Exercise instructions:
Print the entries in full, word for word, but not the pictures.

Chart and figure data:
....
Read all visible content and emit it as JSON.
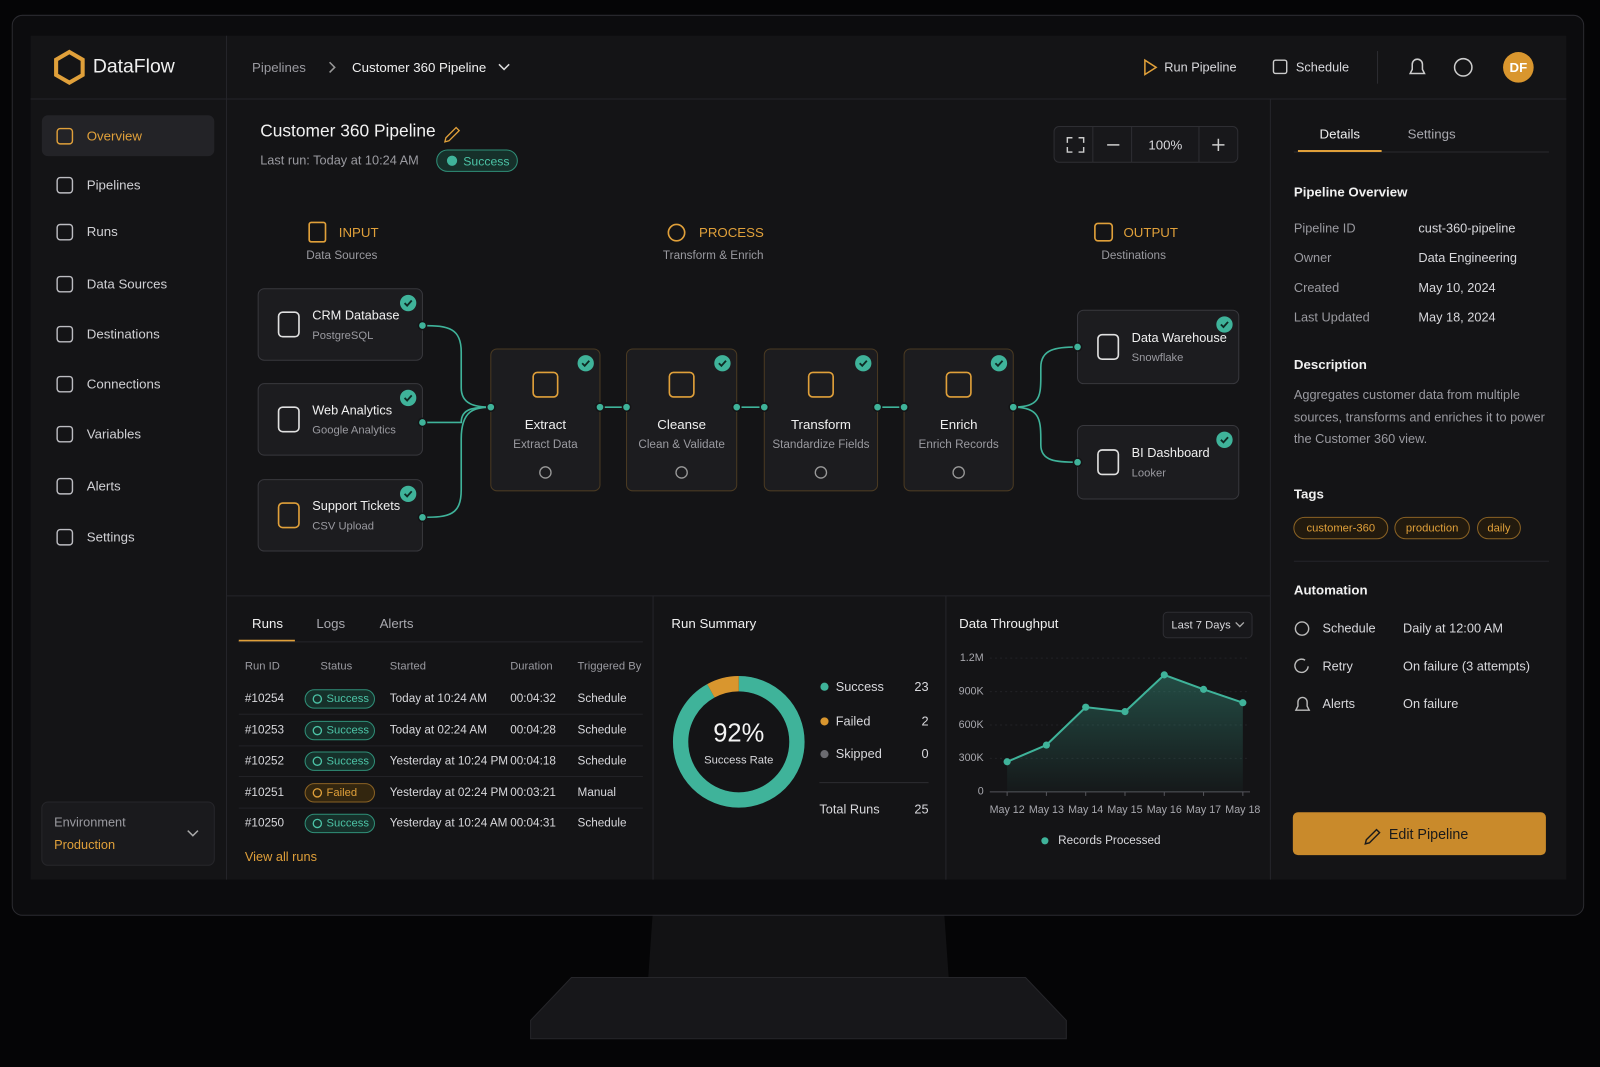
{
  "header": {
    "brand": "DataFlow",
    "breadcrumb": [
      "Pipelines",
      "Customer 360 Pipeline"
    ],
    "actions": [
      "Run Pipeline",
      "Schedule"
    ],
    "avatar": "DF"
  },
  "sidebar": {
    "items": [
      "Overview",
      "Pipelines",
      "Runs",
      "Data Sources",
      "Destinations",
      "Connections",
      "Variables",
      "Alerts",
      "Settings"
    ],
    "environment_label": "Environment",
    "environment": "Production"
  },
  "pipeline": {
    "title": "Customer 360 Pipeline",
    "last_run": "Last run: Today at 10:24 AM",
    "status": "Success",
    "zoom": "100%"
  },
  "stages": [
    {
      "title": "INPUT",
      "subtitle": "Data Sources"
    },
    {
      "title": "PROCESS",
      "subtitle": "Transform & Enrich"
    },
    {
      "title": "OUTPUT",
      "subtitle": "Destinations"
    }
  ],
  "nodes": [
    {
      "label": "CRM Database",
      "sub": "PostgreSQL"
    },
    {
      "label": "Web Analytics",
      "sub": "Google Analytics"
    },
    {
      "label": "Support Tickets",
      "sub": "CSV Upload"
    },
    {
      "label": "Extract",
      "sub": "Extract Data"
    },
    {
      "label": "Cleanse",
      "sub": "Clean & Validate"
    },
    {
      "label": "Transform",
      "sub": "Standardize Fields"
    },
    {
      "label": "Enrich",
      "sub": "Enrich Records"
    },
    {
      "label": "Data Warehouse",
      "sub": "Snowflake"
    },
    {
      "label": "BI Dashboard",
      "sub": "Looker"
    }
  ],
  "runs_panel": {
    "tabs": [
      "Runs",
      "Logs",
      "Alerts"
    ],
    "columns": [
      "Run ID",
      "Status",
      "Started",
      "Duration",
      "Triggered By"
    ],
    "rows": [
      [
        "#10254",
        "Success",
        "Today at 10:24 AM",
        "00:04:32",
        "Schedule"
      ],
      [
        "#10253",
        "Success",
        "Today at 02:24 AM",
        "00:04:28",
        "Schedule"
      ],
      [
        "#10252",
        "Success",
        "Yesterday at 10:24 PM",
        "00:04:18",
        "Schedule"
      ],
      [
        "#10251",
        "Failed",
        "Yesterday at 02:24 PM",
        "00:03:21",
        "Manual"
      ],
      [
        "#10250",
        "Success",
        "Yesterday at 10:24 AM",
        "00:04:31",
        "Schedule"
      ]
    ],
    "footer": "View all runs"
  },
  "run_summary": {
    "title": "Run Summary",
    "success_rate": "92%",
    "success_rate_label": "Success Rate",
    "items": [
      {
        "name": "Success",
        "count": 23,
        "color": "#3fb39a"
      },
      {
        "name": "Failed",
        "count": 2,
        "color": "#d9962e"
      },
      {
        "name": "Skipped",
        "count": 0,
        "color": "#6b6b70"
      }
    ],
    "total_label": "Total Runs",
    "total": 25
  },
  "chart_data": {
    "type": "line",
    "title": "Data Throughput",
    "filter": "Last 7 Days",
    "x": [
      "May 12",
      "May 13",
      "May 14",
      "May 15",
      "May 16",
      "May 17",
      "May 18"
    ],
    "series": [
      {
        "name": "Records Processed",
        "color": "#3fb39a",
        "values": [
          270000,
          420000,
          760000,
          720000,
          1050000,
          920000,
          800000
        ]
      }
    ],
    "ylim": [
      0,
      1200000
    ],
    "yticks": [
      0,
      {
        "value": 300000,
        "label": "300K"
      },
      {
        "value": 600000,
        "label": "600K"
      },
      {
        "value": 900000,
        "label": "900K"
      },
      {
        "value": 1200000,
        "label": "1.2M"
      }
    ]
  },
  "details": {
    "tabs": [
      "Details",
      "Settings"
    ],
    "overview_title": "Pipeline Overview",
    "fields": [
      [
        "Pipeline ID",
        "cust-360-pipeline"
      ],
      [
        "Owner",
        "Data Engineering"
      ],
      [
        "Created",
        "May 10, 2024"
      ],
      [
        "Last Updated",
        "May 18, 2024"
      ]
    ],
    "description_title": "Description",
    "description": "Aggregates customer data from multiple sources, transforms and enriches it to power the Customer 360 view.",
    "tags_title": "Tags",
    "tags": [
      "customer-360",
      "production",
      "daily"
    ],
    "automation_title": "Automation",
    "automation": [
      [
        "Schedule",
        "Daily at 12:00 AM"
      ],
      [
        "Retry",
        "On failure (3 attempts)"
      ],
      [
        "Alerts",
        "On failure"
      ]
    ],
    "edit_button": "Edit Pipeline"
  }
}
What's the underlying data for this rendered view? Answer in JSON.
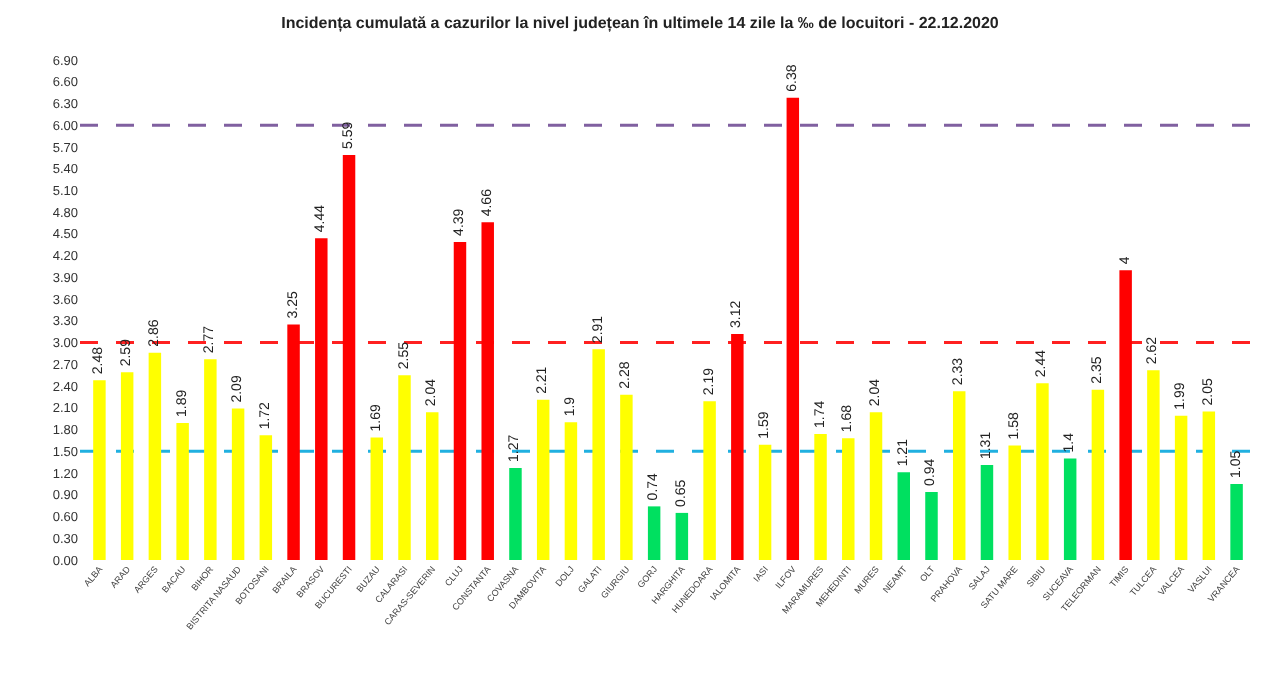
....
Answer below:
Read all visible content and emit it as JSON.
{
  "header": {
    "brand": "DataFlow",
    "breadcrumb": [
      "Pipelines",
      "Customer 360 Pipeline"
    ],
    "actions": [
      "Run Pipeline",
      "Schedule"
    ],
    "avatar": "DF"
  },
  "sidebar": {
    "items": [
      "Overview",
      "Pipelines",
      "Runs",
      "Data Sources",
      "Destinations",
      "Connections",
      "Variables",
      "Alerts",
      "Settings"
    ],
    "environment_label": "Environment",
    "environment": "Production"
  },
  "pipeline": {
    "title": "Customer 360 Pipeline",
    "last_run": "Last run: Today at 10:24 AM",
    "status": "Success",
    "zoom": "100%"
  },
  "stages": [
    {
      "title": "INPUT",
      "subtitle": "Data Sources"
    },
    {
      "title": "PROCESS",
      "subtitle": "Transform & Enrich"
    },
    {
      "title": "OUTPUT",
      "subtitle": "Destinations"
    }
  ],
  "nodes": [
    {
      "label": "CRM Database",
      "sub": "PostgreSQL"
    },
    {
      "label": "Web Analytics",
      "sub": "Google Analytics"
    },
    {
      "label": "Support Tickets",
      "sub": "CSV Upload"
    },
    {
      "label": "Extract",
      "sub": "Extract Data"
    },
    {
      "label": "Cleanse",
      "sub": "Clean & Validate"
    },
    {
      "label": "Transform",
      "sub": "Standardize Fields"
    },
    {
      "label": "Enrich",
      "sub": "Enrich Records"
    },
    {
      "label": "Data Warehouse",
      "sub": "Snowflake"
    },
    {
      "label": "BI Dashboard",
      "sub": "Looker"
    }
  ],
  "runs_panel": {
    "tabs": [
      "Runs",
      "Logs",
      "Alerts"
    ],
    "columns": [
      "Run ID",
      "Status",
      "Started",
      "Duration",
      "Triggered By"
    ],
    "rows": [
      [
        "#10254",
        "Success",
        "Today at 10:24 AM",
        "00:04:32",
        "Schedule"
      ],
      [
        "#10253",
        "Success",
        "Today at 02:24 AM",
        "00:04:28",
        "Schedule"
      ],
      [
        "#10252",
        "Success",
        "Yesterday at 10:24 PM",
        "00:04:18",
        "Schedule"
      ],
      [
        "#10251",
        "Failed",
        "Yesterday at 02:24 PM",
        "00:03:21",
        "Manual"
      ],
      [
        "#10250",
        "Success",
        "Yesterday at 10:24 AM",
        "00:04:31",
        "Schedule"
      ]
    ],
    "footer": "View all runs"
  },
  "run_summary": {
    "title": "Run Summary",
    "success_rate": "92%",
    "success_rate_label": "Success Rate",
    "items": [
      {
        "name": "Success",
        "count": 23,
        "color": "#3fb39a"
      },
      {
        "name": "Failed",
        "count": 2,
        "color": "#d9962e"
      },
      {
        "name": "Skipped",
        "count": 0,
        "color": "#6b6b70"
      }
    ],
    "total_label": "Total Runs",
    "total": 25
  },
  "chart_data": {
    "type": "line",
    "title": "Data Throughput",
    "filter": "Last 7 Days",
    "x": [
      "May 12",
      "May 13",
      "May 14",
      "May 15",
      "May 16",
      "May 17",
      "May 18"
    ],
    "series": [
      {
        "name": "Records Processed",
        "color": "#3fb39a",
        "values": [
          270000,
          420000,
          760000,
          720000,
          1050000,
          920000,
          800000
        ]
      }
    ],
    "ylim": [
      0,
      1200000
    ],
    "yticks": [
      0,
      {
        "value": 300000,
        "label": "300K"
      },
      {
        "value": 600000,
        "label": "600K"
      },
      {
        "value": 900000,
        "label": "900K"
      },
      {
        "value": 1200000,
        "label": "1.2M"
      }
    ]
  },
  "details": {
    "tabs": [
      "Details",
      "Settings"
    ],
    "overview_title": "Pipeline Overview",
    "fields": [
      [
        "Pipeline ID",
        "cust-360-pipeline"
      ],
      [
        "Owner",
        "Data Engineering"
      ],
      [
        "Created",
        "May 10, 2024"
      ],
      [
        "Last Updated",
        "May 18, 2024"
      ]
    ],
    "description_title": "Description",
    "description": "Aggregates customer data from multiple sources, transforms and enriches it to power the Customer 360 view.",
    "tags_title": "Tags",
    "tags": [
      "customer-360",
      "production",
      "daily"
    ],
    "automation_title": "Automation",
    "automation": [
      [
        "Schedule",
        "Daily at 12:00 AM"
      ],
      [
        "Retry",
        "On failure (3 attempts)"
      ],
      [
        "Alerts",
        "On failure"
      ]
    ],
    "edit_button": "Edit Pipeline"
  }
}
What's the underlying data for this rendered view? Answer in JSON.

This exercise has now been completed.